RECORDS FOR THIS TASK start

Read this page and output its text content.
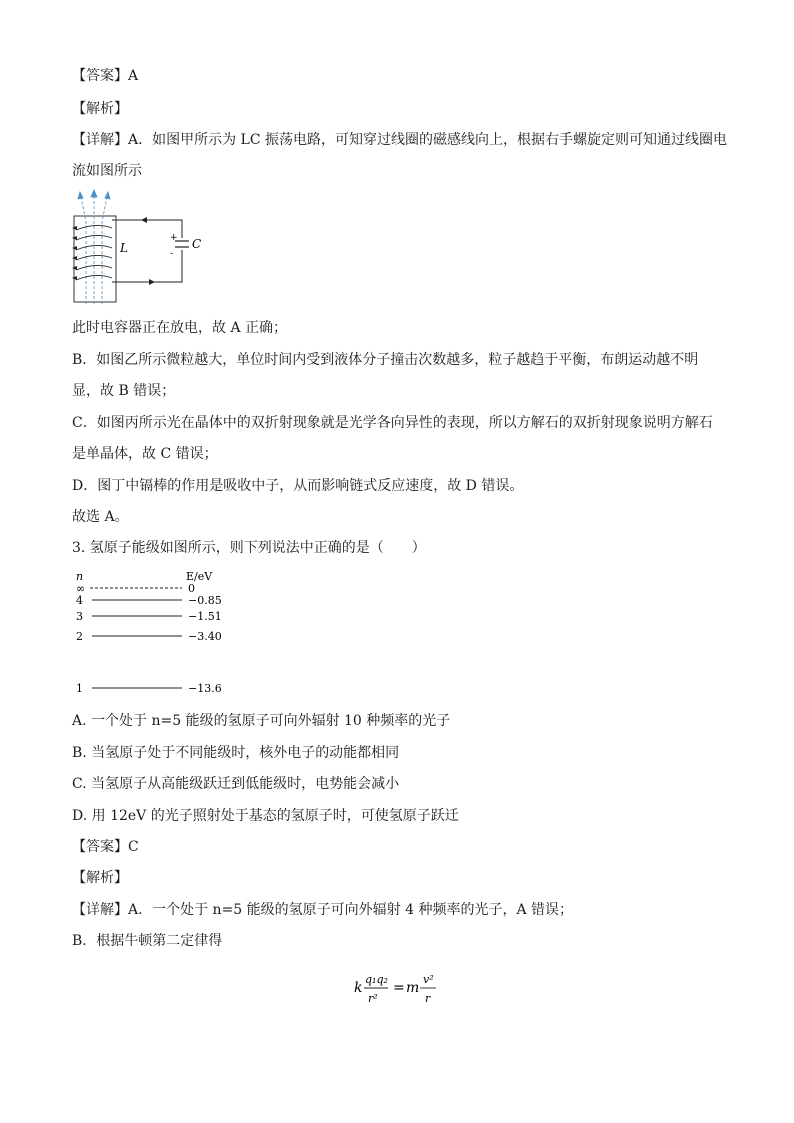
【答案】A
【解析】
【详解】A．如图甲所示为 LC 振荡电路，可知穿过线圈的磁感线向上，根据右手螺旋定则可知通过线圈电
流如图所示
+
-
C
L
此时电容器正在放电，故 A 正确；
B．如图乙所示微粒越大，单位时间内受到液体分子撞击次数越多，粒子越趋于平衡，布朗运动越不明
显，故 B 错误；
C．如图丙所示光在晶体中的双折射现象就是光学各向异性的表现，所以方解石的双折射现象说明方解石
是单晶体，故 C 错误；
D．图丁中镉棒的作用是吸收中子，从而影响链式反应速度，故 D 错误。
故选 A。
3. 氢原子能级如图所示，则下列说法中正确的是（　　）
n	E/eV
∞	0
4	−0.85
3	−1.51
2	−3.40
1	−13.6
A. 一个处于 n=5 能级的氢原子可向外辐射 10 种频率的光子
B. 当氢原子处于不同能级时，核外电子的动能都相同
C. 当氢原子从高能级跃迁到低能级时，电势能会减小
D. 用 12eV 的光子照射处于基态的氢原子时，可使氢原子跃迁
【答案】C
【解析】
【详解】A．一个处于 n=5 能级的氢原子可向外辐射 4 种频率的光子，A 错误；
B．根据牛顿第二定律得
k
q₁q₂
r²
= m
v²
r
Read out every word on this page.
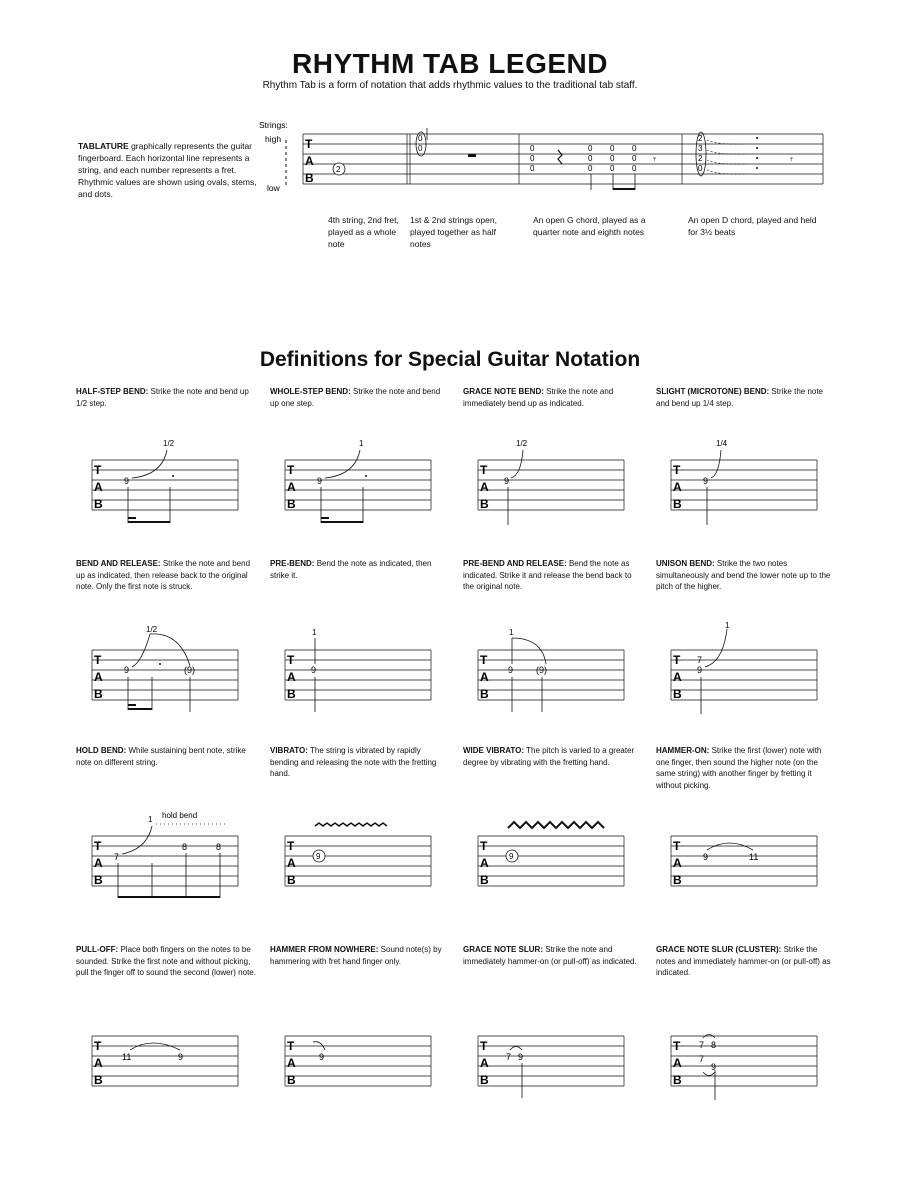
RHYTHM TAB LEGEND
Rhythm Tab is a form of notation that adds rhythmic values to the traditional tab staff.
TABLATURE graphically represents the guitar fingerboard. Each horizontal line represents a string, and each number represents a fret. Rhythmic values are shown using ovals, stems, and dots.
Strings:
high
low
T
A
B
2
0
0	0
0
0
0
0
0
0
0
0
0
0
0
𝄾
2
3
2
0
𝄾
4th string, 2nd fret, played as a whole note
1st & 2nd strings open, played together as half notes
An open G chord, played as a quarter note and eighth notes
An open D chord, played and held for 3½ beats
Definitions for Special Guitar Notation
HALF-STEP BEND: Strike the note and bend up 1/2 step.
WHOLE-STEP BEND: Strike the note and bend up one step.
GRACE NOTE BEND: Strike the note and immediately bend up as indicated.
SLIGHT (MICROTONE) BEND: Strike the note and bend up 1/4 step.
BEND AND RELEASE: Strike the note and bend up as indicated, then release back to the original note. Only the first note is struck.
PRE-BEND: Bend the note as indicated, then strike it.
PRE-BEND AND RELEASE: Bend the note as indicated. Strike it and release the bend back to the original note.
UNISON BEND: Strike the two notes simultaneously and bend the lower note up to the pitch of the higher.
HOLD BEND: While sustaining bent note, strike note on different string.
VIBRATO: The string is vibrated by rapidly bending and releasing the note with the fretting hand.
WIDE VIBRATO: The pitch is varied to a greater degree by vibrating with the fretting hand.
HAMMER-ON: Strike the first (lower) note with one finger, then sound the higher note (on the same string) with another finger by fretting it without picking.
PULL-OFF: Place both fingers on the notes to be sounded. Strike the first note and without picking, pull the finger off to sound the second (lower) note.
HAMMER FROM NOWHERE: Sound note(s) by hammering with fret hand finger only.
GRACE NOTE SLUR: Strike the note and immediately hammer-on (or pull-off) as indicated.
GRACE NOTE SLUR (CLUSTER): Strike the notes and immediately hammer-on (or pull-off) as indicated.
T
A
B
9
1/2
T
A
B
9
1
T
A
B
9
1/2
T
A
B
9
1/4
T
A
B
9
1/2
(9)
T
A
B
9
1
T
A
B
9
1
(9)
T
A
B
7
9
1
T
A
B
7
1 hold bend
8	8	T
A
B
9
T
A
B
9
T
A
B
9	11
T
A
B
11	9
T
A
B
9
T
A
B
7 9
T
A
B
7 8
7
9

RECORDS FOR THIS TASK end
RECORDS FOR THIS TASK start

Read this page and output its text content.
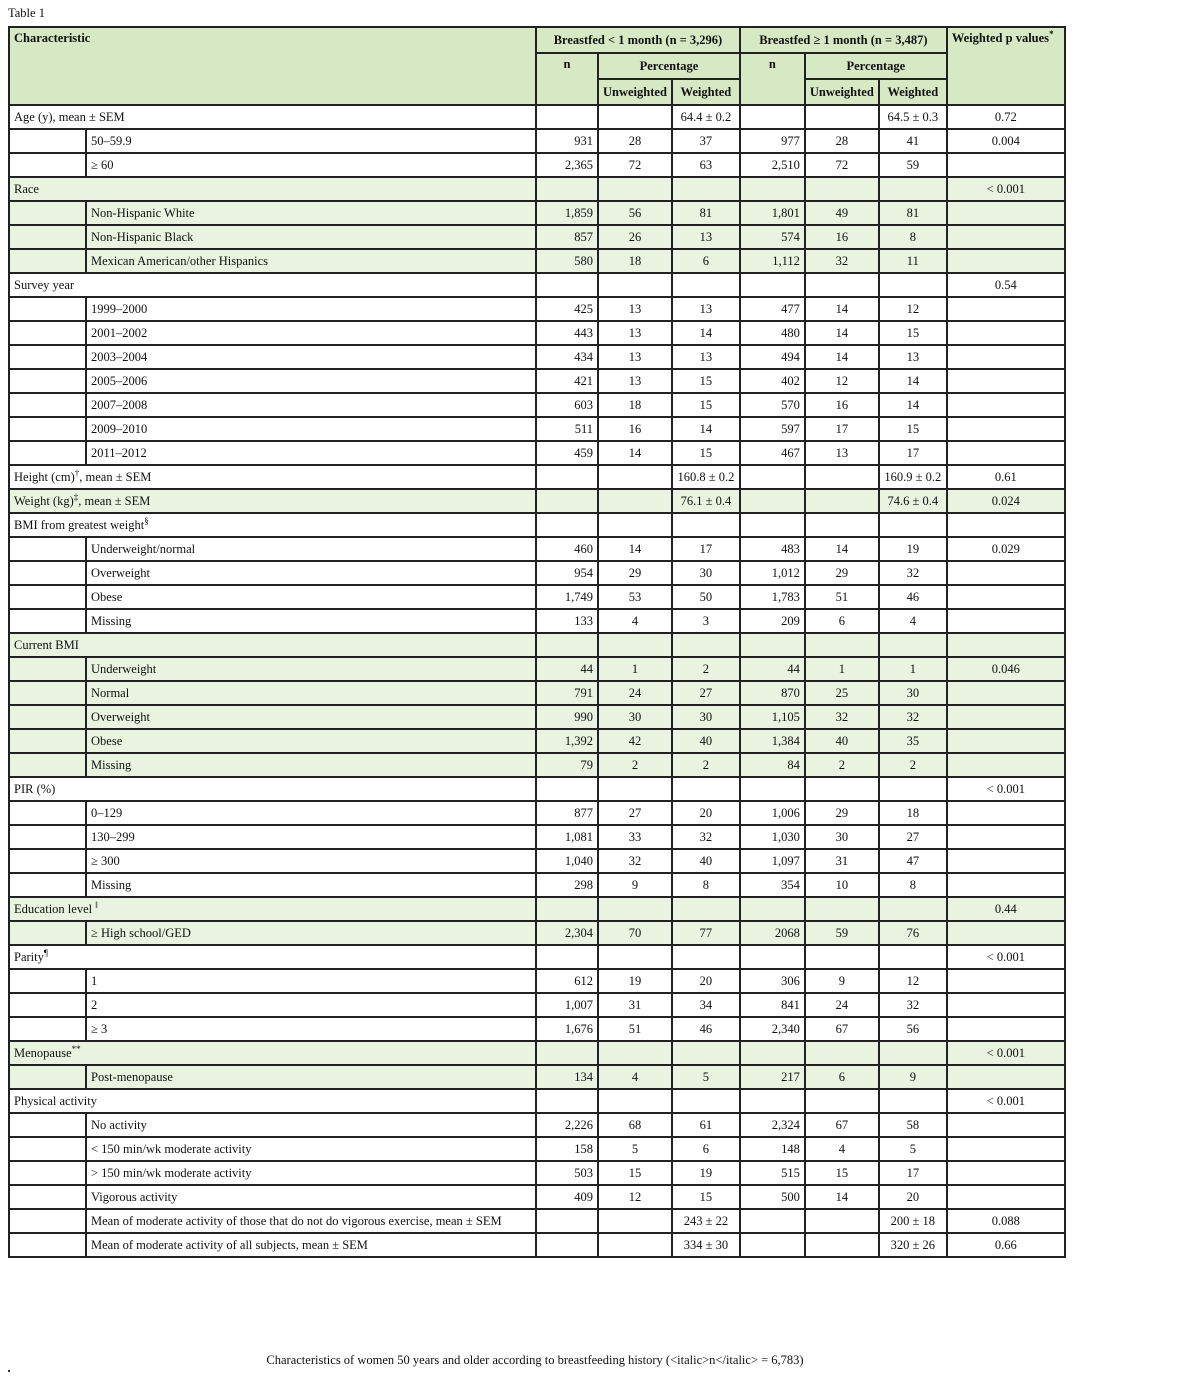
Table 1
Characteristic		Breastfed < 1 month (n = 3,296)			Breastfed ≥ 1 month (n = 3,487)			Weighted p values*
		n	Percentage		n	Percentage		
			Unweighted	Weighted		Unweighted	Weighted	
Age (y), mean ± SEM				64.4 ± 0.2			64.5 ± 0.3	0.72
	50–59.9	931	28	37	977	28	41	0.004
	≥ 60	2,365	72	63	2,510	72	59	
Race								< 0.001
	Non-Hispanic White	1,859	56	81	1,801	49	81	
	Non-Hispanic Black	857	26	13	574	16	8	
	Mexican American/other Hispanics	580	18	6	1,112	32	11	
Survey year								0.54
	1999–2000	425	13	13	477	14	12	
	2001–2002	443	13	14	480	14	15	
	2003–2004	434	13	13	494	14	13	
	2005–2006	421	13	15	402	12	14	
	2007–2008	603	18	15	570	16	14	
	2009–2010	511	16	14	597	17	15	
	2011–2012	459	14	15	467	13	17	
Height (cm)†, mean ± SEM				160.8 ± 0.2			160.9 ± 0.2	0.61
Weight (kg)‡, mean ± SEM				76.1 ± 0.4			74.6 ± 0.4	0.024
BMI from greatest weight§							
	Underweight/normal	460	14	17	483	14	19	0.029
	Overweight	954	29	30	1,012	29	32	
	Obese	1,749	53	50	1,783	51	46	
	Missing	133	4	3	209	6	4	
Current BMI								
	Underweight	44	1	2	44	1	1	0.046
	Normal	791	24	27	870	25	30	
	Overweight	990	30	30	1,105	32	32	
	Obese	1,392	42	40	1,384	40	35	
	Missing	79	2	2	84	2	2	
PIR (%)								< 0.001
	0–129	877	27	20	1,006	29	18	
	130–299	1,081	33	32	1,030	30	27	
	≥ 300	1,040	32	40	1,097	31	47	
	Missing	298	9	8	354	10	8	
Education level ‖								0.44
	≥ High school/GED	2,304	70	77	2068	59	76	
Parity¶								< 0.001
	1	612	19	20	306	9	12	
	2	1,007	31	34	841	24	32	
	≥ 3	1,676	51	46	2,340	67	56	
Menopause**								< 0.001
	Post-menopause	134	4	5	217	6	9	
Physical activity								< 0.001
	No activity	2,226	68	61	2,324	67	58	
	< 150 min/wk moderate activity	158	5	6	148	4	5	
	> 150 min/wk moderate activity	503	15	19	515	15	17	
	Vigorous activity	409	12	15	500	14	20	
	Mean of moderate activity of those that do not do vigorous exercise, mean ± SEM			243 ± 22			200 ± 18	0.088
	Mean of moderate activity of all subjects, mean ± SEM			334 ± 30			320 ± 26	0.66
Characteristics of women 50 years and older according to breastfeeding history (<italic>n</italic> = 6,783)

RECORDS FOR THIS TASK end
RECORDS FOR THIS TASK start

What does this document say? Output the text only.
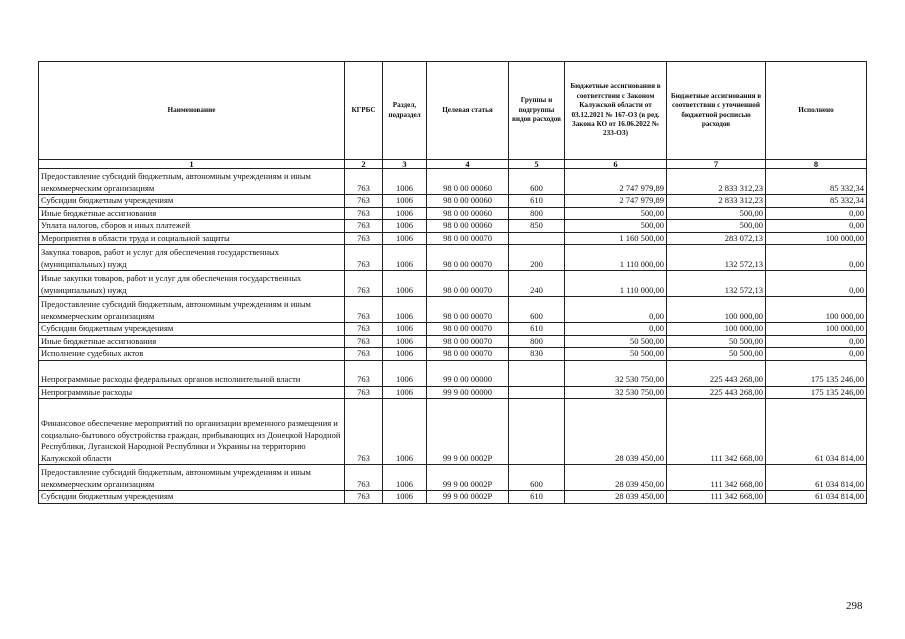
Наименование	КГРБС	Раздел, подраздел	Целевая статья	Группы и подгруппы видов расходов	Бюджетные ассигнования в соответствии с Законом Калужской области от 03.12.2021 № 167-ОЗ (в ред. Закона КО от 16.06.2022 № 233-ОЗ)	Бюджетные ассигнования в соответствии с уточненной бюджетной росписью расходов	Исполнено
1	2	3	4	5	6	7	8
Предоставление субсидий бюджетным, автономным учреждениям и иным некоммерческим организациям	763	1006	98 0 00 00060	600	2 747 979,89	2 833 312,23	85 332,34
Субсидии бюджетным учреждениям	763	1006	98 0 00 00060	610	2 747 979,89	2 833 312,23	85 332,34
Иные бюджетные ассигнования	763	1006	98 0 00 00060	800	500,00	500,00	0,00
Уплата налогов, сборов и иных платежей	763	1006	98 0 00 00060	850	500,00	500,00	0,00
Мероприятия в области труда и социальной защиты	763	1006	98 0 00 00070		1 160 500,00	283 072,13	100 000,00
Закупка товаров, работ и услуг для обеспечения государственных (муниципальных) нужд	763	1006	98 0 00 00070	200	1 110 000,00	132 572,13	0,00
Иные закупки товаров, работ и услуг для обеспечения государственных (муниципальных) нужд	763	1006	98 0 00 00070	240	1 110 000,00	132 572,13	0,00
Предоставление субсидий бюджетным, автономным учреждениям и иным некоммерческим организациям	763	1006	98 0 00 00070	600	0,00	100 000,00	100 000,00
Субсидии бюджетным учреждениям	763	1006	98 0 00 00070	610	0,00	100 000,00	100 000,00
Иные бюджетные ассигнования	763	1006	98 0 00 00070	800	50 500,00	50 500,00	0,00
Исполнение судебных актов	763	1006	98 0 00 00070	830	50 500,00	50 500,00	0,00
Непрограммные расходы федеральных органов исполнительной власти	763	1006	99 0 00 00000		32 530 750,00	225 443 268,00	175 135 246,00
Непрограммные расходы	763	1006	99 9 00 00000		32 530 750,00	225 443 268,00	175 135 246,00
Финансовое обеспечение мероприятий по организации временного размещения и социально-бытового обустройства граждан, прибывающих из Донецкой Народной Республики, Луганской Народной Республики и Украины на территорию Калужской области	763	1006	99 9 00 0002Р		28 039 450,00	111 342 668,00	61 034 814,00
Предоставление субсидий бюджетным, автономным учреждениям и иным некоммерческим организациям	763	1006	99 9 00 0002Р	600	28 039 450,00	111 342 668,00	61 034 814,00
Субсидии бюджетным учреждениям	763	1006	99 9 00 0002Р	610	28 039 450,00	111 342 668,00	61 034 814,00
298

RECORDS FOR THIS TASK end

— AIM —
Look above for lines with the word "Underweight" and copy them all.

— WRITTEN ANSWER —
	Underweight/normal	460	14	17	483	14	19	0.029
	Underweight	44	1	2	44	1	1	0.046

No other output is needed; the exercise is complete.